■ **Text to read**
Hovercraft Summary

Humans have sailed ships since the beginning of recorded history. These ships have always been designed and built based on the ancient mathematician Archimedes’s principle of displacement. More recently, using eighteenth century Swiss mathematician Daniel Bernoulli’s principle of dynamic lift, humans learned to build vessels that lift out of the water and fly above it.

A vessel that flies over the surface of the water is interesting for a number of reasons, the first of which is the concept of displacement. A ship floating in water displaces, or pushes aside, a weight of water equal to its own weight. This is Archimedes’s principle. If the displacement is reduced by flying the vessel above the water, the drag, or the friction acting against the vessel’s hull to slow it down, is reduced. Secondly, if the drag is reduced by reducing displacement, the speed can be increased dramatically using the same horsepower. Most conventional floating vessels have a top speed of 35 to 40 miles per hour. Hovercraft have a top speed of 100 to 150 miles per hour. A final advantage to flying over water is that hovercraft can be fully amphibious. That is, they can travel over land as easily as they travel over water.

The earliest experiments with hovercraft were undertaken in 1716 by Emanuel Swedenborg, a Swedish designer and philosopher. Swedenborg designed and built a vessel that looked somewhat like an upside-down dinghy. It had a cockpit in the center with air scoop openings on either side. These scoops were rotated by the operator, and air forced under the vessel lifted it above the water’s surface. The problem with the design was that the horsepower required to maintain the lift was greater than the operator could create.

The first successful operation of a hovercraft was made by another Swede, Hans Dineson. Dineson built a vessel with rigid sidewalls and a flexible skirt both fore and aft, or front and back. By 1916, Austrian engineer Dagobert Müller von Thomamuhl had built another rigid sidewall hovercraft torpedo boat that was capable of a speed of 40 miles per hour.

Over the next half-century, many other designers and builders experimented with hovercraft and other types of “flying” vessels. In 1959, Christopher Cockerell tested his vessel. This vessel not only floated on a cushion of air, as many others had done, but it also used air jets, rather than fans, to maintain this air cushion. These air jets reduced the leakage from the vessel and increased the height of clearance from the sea. The first full-scale hovercraft was built by Saunders-Roe in England and christened the SR.N1. The vessel made its maiden voyage from Calais, France, to Dover, England, on the morning of July 25, 1959. This date was chosen to commemorate French aeronautics pioneer Louis Blériot’s epic cross-Channel flight in a heavier-than-air craft fifty years earlier.

Another Englishman, C. H. Latimer-Needham, added skirts to Cockerell’s invention in 1961. This adjustment dramatically increased the height of the vessel above the water. The increase in the depth of the vessel’s air cushion allowed it to function in much rougher waters.

■ **Objective A**
Copy the entries word for word, from the first entry through the line containing "y-tick-label: 4 xyxy=(62,351,71,368)", including that line.

(Coordinate annotation entries)
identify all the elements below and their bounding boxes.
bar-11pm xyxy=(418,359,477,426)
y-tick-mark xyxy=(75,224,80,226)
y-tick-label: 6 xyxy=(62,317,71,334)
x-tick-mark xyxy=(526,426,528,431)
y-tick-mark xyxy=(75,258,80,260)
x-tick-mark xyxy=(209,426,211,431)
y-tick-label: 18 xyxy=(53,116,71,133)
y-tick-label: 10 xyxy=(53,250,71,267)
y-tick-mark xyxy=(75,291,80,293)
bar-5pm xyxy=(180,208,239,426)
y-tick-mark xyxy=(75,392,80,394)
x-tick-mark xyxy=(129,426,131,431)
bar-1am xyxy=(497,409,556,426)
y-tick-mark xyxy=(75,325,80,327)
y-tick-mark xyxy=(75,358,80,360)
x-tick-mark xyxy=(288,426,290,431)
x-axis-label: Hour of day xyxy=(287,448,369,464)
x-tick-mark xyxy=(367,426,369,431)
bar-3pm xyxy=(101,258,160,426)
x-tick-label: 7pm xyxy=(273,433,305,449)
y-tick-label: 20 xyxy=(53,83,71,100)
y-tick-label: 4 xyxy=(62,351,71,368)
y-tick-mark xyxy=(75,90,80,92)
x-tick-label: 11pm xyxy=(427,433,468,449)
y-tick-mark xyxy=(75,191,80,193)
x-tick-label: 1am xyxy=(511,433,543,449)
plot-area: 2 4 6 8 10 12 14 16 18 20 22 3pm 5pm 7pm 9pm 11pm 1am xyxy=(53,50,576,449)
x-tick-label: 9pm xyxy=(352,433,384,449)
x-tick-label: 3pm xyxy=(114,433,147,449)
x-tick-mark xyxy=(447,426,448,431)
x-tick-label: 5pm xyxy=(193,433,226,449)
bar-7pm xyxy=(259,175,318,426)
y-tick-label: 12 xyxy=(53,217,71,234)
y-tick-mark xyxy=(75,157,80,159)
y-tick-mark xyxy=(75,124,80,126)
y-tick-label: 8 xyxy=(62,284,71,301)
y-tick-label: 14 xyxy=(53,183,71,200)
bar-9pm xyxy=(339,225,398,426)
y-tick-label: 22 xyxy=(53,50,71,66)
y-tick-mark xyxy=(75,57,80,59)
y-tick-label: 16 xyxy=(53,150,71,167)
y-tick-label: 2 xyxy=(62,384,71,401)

■ **Objective B**
Rewrite the passage of the hovercraft summary from "The earliest experiments" up to and including "operator could create.", putting "rowboat" in place of "dinghy".

■ **Output A**
identify all the elements below and their bounding boxes.
bar-11pm xyxy=(418,359,477,426)
y-tick-mark xyxy=(75,224,80,226)
y-tick-label: 6 xyxy=(62,317,71,334)
x-tick-mark xyxy=(526,426,528,431)
y-tick-mark xyxy=(75,258,80,260)
x-tick-mark xyxy=(209,426,211,431)
y-tick-label: 18 xyxy=(53,116,71,133)
y-tick-label: 10 xyxy=(53,250,71,267)
y-tick-mark xyxy=(75,291,80,293)
bar-5pm xyxy=(180,208,239,426)
y-tick-mark xyxy=(75,392,80,394)
x-tick-mark xyxy=(129,426,131,431)
bar-1am xyxy=(497,409,556,426)
y-tick-mark xyxy=(75,325,80,327)
y-tick-mark xyxy=(75,358,80,360)
x-tick-mark xyxy=(288,426,290,431)
x-axis-label: Hour of day xyxy=(287,448,369,464)
x-tick-mark xyxy=(367,426,369,431)
bar-3pm xyxy=(101,258,160,426)
x-tick-label: 7pm xyxy=(273,433,305,449)
y-tick-label: 20 xyxy=(53,83,71,100)
y-tick-label: 4 xyxy=(62,351,71,368)

■ **Output B**
The earliest experiments with hovercraft were undertaken in 1716 by Emanuel Swedenborg, a Swedish designer and philosopher. Swedenborg designed and built a vessel that looked somewhat like an upside-down rowboat. It had a cockpit in the center with air scoop openings on either side. These scoops were rotated by the operator, and air forced under the vessel lifted it above the water’s surface. The problem with the design was that the horsepower required to maintain the lift was greater than the operator could create.